Copy the material word for word, from its first line through the line containing "issue-date-value-cell: 107 年", including that line.
==== PROVIDED RECORDS
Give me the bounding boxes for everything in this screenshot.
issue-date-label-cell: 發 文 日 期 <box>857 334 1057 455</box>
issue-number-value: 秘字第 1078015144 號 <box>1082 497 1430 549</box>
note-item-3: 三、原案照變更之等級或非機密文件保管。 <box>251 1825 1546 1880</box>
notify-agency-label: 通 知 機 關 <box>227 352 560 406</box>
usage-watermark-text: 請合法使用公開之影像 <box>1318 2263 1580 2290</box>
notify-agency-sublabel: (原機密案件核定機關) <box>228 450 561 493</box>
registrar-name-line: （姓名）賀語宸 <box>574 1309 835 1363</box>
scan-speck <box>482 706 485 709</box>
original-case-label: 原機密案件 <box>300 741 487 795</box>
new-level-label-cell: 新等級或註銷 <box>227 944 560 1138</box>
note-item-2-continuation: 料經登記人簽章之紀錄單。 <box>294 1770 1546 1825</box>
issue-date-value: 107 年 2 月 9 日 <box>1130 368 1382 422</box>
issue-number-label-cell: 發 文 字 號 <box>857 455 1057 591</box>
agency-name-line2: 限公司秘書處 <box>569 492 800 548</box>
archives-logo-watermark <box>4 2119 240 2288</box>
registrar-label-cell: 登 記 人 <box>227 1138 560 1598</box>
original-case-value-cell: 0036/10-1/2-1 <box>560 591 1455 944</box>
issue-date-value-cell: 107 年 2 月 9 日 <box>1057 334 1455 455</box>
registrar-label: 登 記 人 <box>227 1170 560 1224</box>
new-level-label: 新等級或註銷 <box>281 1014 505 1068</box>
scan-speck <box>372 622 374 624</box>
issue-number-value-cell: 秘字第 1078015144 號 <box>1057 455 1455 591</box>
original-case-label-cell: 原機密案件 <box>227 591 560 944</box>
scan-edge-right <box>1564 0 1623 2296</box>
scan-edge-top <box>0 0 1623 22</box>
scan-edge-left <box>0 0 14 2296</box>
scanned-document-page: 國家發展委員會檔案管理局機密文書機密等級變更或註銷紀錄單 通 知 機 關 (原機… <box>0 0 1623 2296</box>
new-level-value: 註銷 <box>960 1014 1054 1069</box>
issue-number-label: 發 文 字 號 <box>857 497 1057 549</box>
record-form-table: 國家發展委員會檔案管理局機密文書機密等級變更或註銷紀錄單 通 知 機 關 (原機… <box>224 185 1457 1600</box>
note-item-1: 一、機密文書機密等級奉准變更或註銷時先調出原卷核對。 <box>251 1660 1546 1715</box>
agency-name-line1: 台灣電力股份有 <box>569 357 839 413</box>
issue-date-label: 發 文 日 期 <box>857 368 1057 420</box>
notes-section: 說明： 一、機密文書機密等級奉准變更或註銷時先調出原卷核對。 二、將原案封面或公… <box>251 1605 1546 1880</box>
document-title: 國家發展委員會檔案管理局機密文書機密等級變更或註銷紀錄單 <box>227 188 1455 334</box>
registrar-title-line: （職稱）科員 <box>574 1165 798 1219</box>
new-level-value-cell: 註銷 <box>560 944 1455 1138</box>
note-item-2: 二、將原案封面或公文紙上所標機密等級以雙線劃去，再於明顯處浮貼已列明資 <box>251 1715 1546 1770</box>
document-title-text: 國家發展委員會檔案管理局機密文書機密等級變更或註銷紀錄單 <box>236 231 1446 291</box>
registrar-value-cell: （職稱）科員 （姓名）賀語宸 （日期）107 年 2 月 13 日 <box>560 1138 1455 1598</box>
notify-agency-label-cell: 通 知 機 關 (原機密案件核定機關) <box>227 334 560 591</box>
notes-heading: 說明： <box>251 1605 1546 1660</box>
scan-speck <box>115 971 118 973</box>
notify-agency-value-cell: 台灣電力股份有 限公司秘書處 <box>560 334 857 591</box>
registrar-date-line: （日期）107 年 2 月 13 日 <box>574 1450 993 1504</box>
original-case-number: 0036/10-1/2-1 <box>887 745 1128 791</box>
========
ANSWER TO THIS EXERCISE.
Give me the bounding boxes for everything in this screenshot.
issue-date-label-cell: 發 文 日 期 <box>857 334 1057 455</box>
issue-number-value: 秘字第 1078015144 號 <box>1082 497 1430 549</box>
note-item-3: 三、原案照變更之等級或非機密文件保管。 <box>251 1825 1546 1880</box>
notify-agency-label: 通 知 機 關 <box>227 352 560 406</box>
usage-watermark-text: 請合法使用公開之影像 <box>1318 2263 1580 2290</box>
notify-agency-sublabel: (原機密案件核定機關) <box>228 450 561 493</box>
registrar-name-line: （姓名）賀語宸 <box>574 1309 835 1363</box>
scan-speck <box>482 706 485 709</box>
original-case-label: 原機密案件 <box>300 741 487 795</box>
new-level-label-cell: 新等級或註銷 <box>227 944 560 1138</box>
note-item-2-continuation: 料經登記人簽章之紀錄單。 <box>294 1770 1546 1825</box>
issue-date-value: 107 年 2 月 9 日 <box>1130 368 1382 422</box>
issue-number-label-cell: 發 文 字 號 <box>857 455 1057 591</box>
agency-name-line2: 限公司秘書處 <box>569 492 800 548</box>
archives-logo-watermark <box>4 2119 240 2288</box>
registrar-label-cell: 登 記 人 <box>227 1138 560 1598</box>
original-case-value-cell: 0036/10-1/2-1 <box>560 591 1455 944</box>
issue-date-value-cell: 107 年 2 月 9 日 <box>1057 334 1455 455</box>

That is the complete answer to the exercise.